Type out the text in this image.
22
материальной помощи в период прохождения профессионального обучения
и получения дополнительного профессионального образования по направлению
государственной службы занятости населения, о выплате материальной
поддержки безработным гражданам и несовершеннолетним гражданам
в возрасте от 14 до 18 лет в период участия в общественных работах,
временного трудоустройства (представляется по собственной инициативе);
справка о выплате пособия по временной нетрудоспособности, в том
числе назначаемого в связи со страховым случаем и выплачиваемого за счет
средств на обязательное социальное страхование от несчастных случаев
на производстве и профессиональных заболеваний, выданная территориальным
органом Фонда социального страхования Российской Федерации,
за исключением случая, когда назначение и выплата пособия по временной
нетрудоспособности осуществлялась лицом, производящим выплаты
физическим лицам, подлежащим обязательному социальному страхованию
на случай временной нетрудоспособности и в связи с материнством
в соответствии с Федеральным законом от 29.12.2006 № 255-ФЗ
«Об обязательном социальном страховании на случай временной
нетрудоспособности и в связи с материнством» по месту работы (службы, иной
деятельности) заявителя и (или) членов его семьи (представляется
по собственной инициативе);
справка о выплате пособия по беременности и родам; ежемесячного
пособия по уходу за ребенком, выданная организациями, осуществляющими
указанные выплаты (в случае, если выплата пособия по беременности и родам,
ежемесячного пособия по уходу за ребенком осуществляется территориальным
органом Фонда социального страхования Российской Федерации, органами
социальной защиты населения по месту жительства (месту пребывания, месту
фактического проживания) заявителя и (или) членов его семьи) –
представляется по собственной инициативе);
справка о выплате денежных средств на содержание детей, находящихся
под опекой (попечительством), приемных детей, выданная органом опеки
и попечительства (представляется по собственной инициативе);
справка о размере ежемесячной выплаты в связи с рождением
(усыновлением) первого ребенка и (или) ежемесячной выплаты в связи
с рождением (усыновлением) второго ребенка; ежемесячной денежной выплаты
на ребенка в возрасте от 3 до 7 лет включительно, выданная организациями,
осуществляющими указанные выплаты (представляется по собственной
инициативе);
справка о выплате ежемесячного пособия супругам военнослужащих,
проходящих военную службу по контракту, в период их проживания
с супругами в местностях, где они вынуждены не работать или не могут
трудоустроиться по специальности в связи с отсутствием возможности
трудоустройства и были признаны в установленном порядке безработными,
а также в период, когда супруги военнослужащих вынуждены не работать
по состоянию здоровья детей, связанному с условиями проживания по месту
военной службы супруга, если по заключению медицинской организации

----

◆ Task brief ◆
Find all lines with "возрасте" in them and copy each one.

◆ Response below ◆
в возрасте от 14 до 18 лет в период участия в общественных работах,
на ребенка в возрасте от 3 до 7 лет включительно, выданная организациями,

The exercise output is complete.